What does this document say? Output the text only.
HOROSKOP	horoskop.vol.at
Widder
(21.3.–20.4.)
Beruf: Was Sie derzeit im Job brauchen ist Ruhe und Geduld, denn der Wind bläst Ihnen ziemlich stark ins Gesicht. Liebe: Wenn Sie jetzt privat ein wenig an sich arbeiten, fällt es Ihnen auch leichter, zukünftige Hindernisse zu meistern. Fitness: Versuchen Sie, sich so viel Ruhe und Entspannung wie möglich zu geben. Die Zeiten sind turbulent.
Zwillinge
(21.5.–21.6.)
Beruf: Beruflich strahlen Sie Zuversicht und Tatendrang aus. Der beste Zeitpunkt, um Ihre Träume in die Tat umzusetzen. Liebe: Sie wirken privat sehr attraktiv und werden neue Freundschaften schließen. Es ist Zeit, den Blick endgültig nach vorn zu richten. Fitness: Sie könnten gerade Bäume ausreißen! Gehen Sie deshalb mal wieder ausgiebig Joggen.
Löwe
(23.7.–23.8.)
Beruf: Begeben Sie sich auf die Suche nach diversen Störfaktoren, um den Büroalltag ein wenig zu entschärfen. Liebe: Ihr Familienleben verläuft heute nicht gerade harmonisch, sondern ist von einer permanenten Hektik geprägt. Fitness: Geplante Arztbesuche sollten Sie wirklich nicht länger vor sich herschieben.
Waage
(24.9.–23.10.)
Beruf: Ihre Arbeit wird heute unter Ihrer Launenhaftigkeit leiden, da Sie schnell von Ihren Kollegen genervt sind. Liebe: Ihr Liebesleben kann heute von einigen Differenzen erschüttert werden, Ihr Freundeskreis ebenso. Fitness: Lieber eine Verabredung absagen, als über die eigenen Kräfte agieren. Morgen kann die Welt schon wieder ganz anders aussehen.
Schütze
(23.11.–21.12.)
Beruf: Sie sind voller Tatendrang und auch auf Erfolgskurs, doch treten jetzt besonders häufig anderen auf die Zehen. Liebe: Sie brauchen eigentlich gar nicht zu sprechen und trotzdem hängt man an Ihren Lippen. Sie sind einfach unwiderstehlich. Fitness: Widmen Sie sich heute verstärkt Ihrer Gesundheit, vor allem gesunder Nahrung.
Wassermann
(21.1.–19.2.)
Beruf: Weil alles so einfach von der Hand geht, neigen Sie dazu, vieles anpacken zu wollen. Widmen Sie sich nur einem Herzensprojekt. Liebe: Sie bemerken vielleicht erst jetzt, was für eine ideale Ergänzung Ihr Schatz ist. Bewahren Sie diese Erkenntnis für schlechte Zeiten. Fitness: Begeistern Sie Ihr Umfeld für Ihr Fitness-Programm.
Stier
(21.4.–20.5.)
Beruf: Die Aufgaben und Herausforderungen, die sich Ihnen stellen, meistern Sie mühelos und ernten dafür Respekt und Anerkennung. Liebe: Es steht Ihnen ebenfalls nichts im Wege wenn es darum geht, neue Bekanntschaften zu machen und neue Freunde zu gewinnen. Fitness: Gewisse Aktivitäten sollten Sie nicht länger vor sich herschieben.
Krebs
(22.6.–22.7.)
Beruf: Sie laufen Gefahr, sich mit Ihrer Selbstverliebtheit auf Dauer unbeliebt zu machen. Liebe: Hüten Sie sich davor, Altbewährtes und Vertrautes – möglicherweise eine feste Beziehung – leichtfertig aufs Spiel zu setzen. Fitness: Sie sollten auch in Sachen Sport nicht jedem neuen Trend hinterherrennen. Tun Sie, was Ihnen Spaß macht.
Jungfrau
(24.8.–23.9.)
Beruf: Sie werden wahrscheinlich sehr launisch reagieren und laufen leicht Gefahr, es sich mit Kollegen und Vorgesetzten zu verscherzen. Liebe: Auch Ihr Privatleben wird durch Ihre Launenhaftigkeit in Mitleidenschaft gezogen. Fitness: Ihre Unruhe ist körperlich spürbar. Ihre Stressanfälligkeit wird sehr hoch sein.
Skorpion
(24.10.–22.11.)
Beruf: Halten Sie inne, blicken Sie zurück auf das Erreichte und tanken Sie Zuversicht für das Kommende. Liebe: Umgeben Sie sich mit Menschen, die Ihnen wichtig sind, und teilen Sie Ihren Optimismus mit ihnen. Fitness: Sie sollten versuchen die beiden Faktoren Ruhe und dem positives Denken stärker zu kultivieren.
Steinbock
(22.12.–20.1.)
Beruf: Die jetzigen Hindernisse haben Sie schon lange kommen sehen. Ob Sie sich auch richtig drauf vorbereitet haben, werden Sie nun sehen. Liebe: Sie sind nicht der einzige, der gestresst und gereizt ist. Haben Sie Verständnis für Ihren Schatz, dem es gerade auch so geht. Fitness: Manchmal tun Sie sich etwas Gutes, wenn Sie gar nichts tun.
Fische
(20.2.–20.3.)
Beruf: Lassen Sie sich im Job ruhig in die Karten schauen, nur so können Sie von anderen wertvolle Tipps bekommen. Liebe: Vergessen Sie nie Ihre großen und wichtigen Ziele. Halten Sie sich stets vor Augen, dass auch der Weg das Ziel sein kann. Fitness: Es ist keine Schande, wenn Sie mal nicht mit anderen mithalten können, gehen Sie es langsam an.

» **Given exercise**
Copy each line of the records above that carries the word "Tatendrang".

» **Written response**
Beruf: Beruflich strahlen Sie Zuversicht und Tatendrang aus. Der beste Zeitpunkt, um Ihre Träume in die Tat umzusetzen. Liebe: Sie wirken privat sehr attraktiv und werden neue Freundschaften schließen. Es ist Zeit, den Blick endgültig nach vorn zu richten. Fitness: Sie könnten gerade Bäume ausreißen! Gehen Sie deshalb mal wieder ausgiebig Joggen.
Beruf: Sie sind voller Tatendrang und auch auf Erfolgskurs, doch treten jetzt besonders häufig anderen auf die Zehen. Liebe: Sie brauchen eigentlich gar nicht zu sprechen und trotzdem hängt man an Ihren Lippen. Sie sind einfach unwiderstehlich. Fitness: Widmen Sie sich heute verstärkt Ihrer Gesundheit, vor allem gesunder Nahrung.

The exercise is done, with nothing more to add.